• [What to do] Find and copy lines holding "type".
***** The data *****
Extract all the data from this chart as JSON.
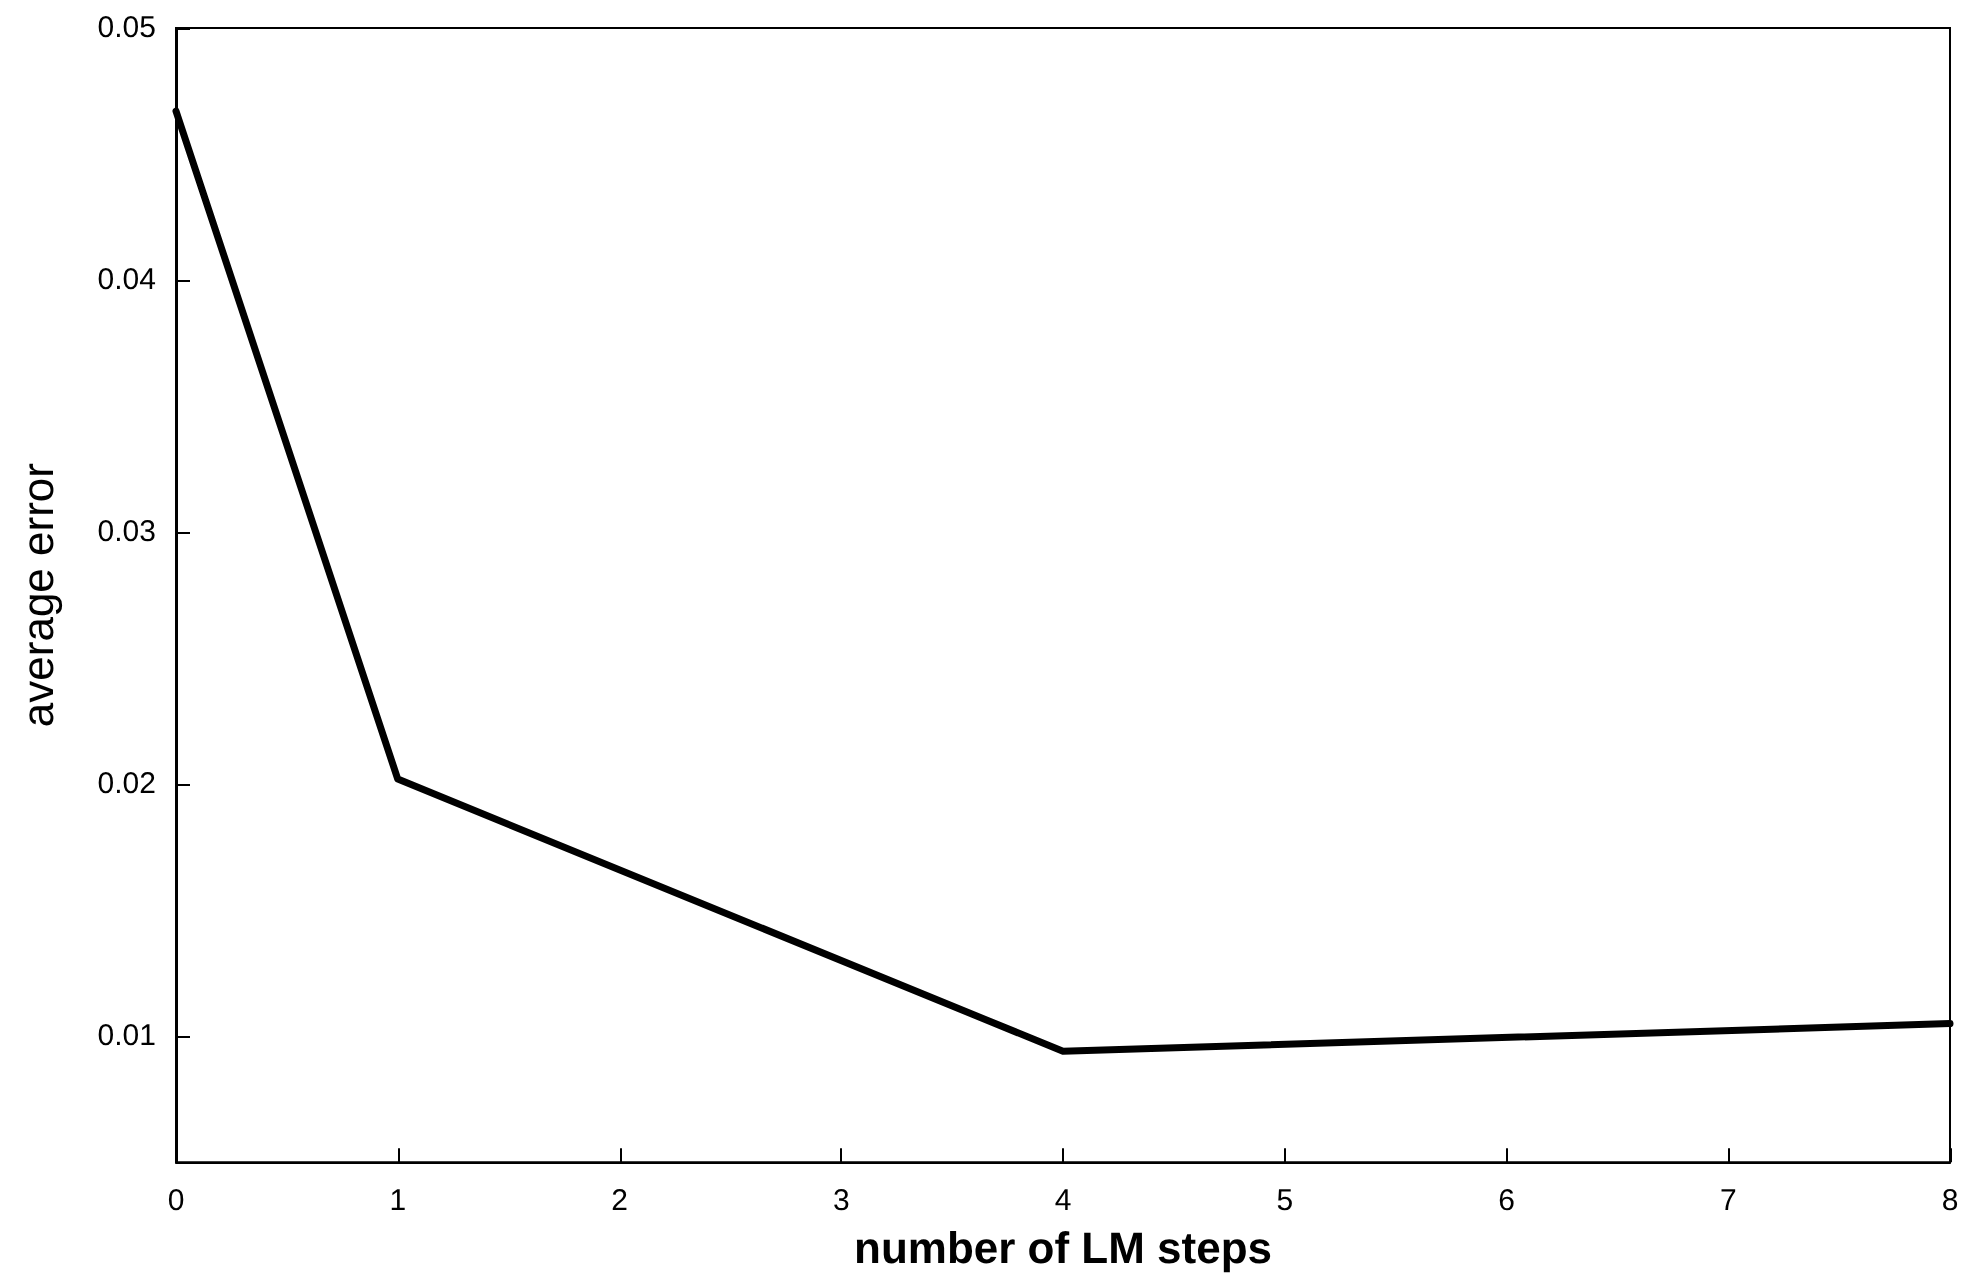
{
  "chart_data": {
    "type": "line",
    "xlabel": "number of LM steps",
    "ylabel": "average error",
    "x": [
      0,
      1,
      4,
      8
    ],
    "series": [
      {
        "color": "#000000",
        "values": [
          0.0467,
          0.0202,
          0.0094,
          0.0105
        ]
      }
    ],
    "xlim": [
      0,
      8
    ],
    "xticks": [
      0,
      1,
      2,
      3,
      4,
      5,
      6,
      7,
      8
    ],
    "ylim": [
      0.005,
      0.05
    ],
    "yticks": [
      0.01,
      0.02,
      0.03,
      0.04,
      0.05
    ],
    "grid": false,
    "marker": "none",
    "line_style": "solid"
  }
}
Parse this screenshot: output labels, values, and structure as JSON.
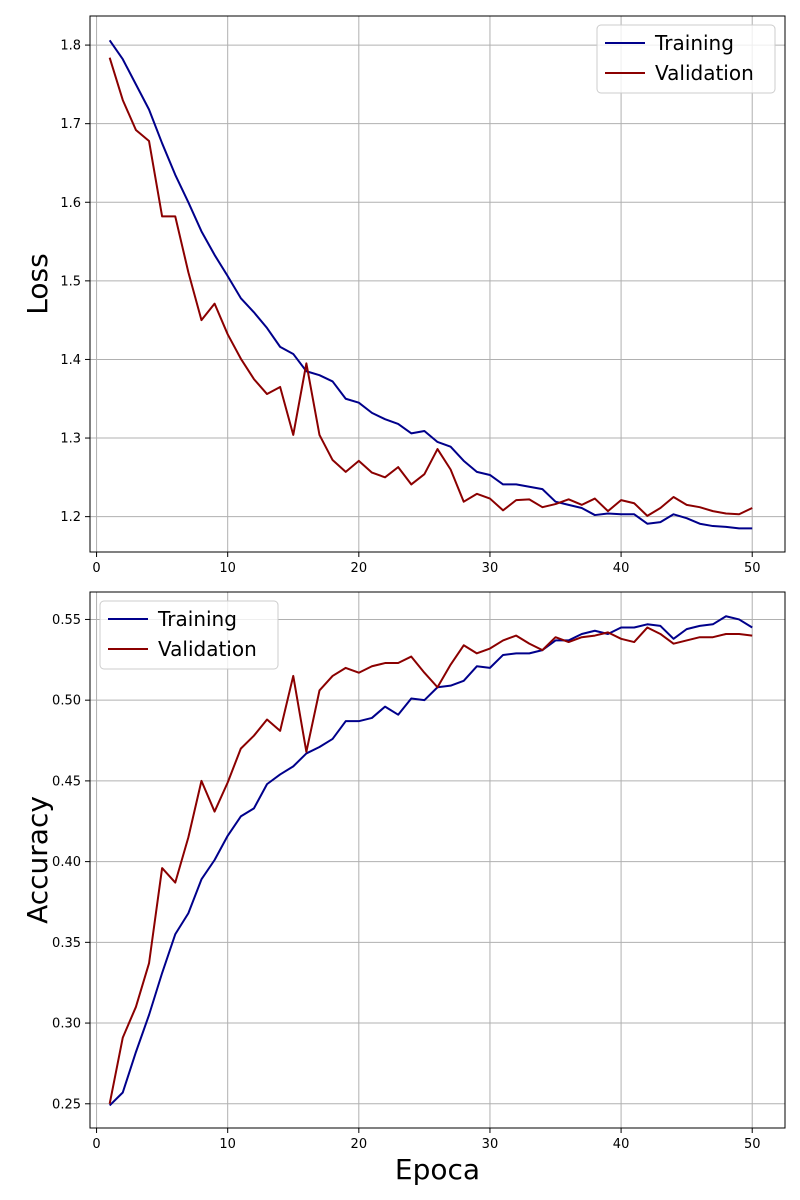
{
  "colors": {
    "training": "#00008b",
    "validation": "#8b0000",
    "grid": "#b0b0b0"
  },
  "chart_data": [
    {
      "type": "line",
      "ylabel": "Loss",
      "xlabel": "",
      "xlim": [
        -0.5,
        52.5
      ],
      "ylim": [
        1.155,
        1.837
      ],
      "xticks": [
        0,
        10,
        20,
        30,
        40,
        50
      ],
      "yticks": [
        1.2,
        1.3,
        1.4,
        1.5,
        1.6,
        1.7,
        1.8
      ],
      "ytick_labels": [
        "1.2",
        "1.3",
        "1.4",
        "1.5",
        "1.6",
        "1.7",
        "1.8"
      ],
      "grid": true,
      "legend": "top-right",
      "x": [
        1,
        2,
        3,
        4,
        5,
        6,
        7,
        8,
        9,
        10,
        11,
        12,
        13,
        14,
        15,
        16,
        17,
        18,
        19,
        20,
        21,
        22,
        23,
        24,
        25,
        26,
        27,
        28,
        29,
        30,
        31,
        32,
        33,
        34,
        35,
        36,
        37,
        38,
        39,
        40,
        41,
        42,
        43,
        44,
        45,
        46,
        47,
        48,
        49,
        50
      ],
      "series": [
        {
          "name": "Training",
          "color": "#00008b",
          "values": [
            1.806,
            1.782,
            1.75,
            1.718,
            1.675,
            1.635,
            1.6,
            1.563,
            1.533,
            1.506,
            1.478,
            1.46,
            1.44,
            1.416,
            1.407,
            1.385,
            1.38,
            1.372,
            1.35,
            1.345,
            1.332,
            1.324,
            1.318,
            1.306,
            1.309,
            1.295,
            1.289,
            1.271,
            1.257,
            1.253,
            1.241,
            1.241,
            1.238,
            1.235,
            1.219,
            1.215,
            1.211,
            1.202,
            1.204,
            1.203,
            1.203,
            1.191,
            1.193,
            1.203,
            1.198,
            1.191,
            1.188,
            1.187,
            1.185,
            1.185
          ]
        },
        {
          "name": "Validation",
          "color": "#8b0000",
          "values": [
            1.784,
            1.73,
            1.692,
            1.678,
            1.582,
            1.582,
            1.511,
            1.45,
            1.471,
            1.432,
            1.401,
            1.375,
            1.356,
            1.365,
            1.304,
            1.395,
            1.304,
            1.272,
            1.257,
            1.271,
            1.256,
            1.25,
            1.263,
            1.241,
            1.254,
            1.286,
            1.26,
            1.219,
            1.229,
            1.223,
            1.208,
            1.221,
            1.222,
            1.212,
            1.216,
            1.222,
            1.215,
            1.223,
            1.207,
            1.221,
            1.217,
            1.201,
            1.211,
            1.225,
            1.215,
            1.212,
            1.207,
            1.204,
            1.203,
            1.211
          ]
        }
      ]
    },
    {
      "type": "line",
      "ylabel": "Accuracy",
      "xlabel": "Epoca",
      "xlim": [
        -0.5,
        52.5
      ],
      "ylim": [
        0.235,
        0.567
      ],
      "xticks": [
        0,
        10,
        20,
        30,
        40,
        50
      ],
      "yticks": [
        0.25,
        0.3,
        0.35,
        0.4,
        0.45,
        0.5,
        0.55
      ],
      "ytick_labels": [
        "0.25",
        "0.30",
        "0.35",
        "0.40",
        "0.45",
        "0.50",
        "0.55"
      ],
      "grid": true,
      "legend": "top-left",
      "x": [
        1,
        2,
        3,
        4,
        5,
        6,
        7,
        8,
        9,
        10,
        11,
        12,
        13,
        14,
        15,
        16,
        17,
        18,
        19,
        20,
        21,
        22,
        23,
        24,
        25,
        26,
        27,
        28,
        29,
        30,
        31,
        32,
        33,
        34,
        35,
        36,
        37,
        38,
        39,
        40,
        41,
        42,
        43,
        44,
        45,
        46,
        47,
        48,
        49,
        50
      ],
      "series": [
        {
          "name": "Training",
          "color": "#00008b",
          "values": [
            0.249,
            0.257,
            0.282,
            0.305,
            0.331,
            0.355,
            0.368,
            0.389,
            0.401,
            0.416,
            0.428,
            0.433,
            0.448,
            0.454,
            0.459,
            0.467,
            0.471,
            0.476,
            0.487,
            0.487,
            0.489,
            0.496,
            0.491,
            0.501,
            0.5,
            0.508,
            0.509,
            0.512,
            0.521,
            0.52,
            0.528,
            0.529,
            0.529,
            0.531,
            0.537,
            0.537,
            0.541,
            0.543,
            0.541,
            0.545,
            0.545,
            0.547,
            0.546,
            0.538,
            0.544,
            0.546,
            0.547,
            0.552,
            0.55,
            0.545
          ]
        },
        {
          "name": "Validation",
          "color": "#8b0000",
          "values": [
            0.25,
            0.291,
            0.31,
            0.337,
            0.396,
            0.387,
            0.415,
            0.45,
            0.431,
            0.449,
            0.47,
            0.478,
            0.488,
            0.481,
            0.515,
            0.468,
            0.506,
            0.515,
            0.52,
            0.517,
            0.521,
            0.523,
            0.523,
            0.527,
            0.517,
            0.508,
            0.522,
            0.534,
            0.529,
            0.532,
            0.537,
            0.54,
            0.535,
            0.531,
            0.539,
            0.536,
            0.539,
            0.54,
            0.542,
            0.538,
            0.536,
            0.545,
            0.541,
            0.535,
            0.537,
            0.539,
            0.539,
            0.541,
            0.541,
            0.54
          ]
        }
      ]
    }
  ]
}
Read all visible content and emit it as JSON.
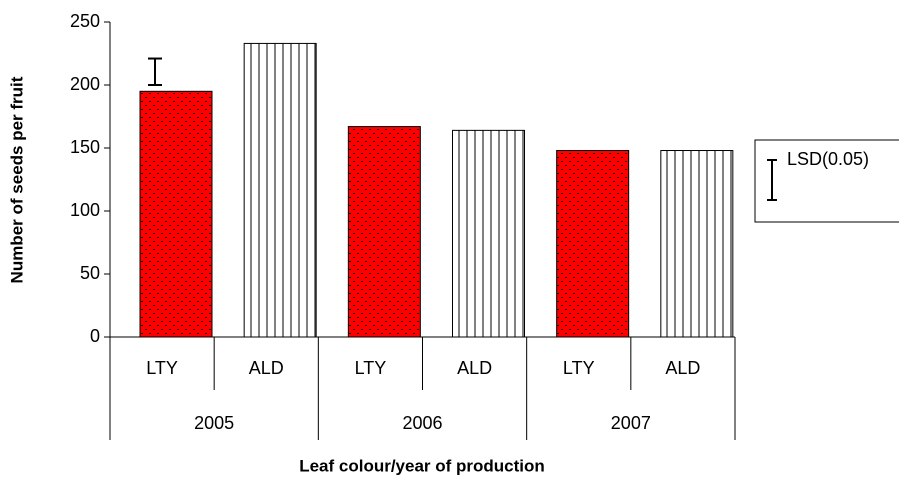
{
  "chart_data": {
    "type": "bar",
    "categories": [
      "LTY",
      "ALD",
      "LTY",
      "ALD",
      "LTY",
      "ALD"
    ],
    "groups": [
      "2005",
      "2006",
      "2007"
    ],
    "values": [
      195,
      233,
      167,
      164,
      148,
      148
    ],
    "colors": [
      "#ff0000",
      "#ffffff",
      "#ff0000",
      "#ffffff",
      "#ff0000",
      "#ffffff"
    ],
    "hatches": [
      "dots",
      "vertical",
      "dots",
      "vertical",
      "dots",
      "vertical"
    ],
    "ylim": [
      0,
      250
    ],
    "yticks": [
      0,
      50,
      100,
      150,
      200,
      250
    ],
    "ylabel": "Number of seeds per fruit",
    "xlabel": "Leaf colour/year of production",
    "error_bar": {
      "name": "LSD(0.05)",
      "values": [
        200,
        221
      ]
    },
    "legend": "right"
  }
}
*****
• [Output of the task]
    "type": "line",
      "type": "line",
      "type": "line",
    "type": "bar",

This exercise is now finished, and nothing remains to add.